* [Aim] Every record should be copied exactly, except that pictures are to be omitted.

* [Recorded data]
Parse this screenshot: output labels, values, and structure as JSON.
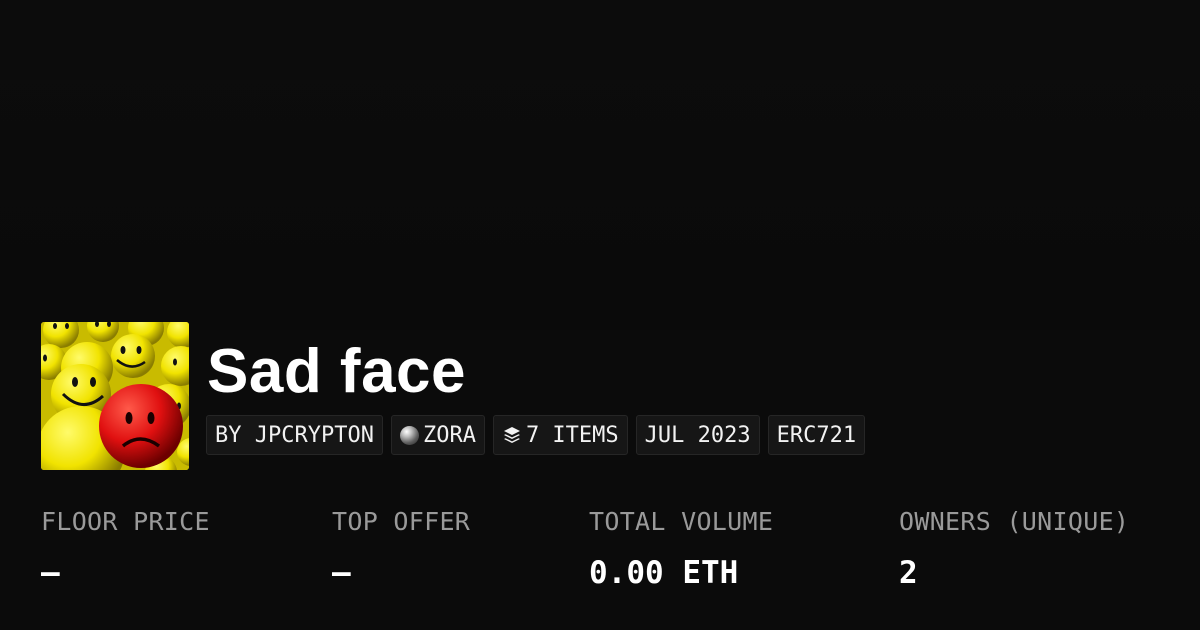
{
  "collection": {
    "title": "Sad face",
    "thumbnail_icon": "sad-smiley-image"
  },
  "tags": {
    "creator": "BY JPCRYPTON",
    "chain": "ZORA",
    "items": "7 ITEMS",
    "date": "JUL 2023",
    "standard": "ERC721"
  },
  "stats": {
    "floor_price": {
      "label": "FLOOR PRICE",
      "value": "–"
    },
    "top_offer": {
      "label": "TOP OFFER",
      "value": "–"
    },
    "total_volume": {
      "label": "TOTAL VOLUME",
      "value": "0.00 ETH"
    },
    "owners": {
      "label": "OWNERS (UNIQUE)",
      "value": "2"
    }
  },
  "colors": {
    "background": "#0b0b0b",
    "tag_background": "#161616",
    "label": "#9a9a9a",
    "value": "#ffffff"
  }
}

* [The reply]
Parse this screenshot: output labels, values, and structure as JSON.
{
  "collection": {
    "title": "Sad face",
    "thumbnail_icon": "sad-smiley-image"
  },
  "tags": {
    "creator": "BY JPCRYPTON",
    "chain": "ZORA",
    "items": "7 ITEMS",
    "date": "JUL 2023",
    "standard": "ERC721"
  },
  "stats": {
    "floor_price": {
      "label": "FLOOR PRICE",
      "value": "–"
    },
    "top_offer": {
      "label": "TOP OFFER",
      "value": "–"
    },
    "total_volume": {
      "label": "TOTAL VOLUME",
      "value": "0.00 ETH"
    },
    "owners": {
      "label": "OWNERS (UNIQUE)",
      "value": "2"
    }
  },
  "colors": {
    "background": "#0b0b0b",
    "tag_background": "#161616",
    "label": "#9a9a9a",
    "value": "#ffffff"
  }
}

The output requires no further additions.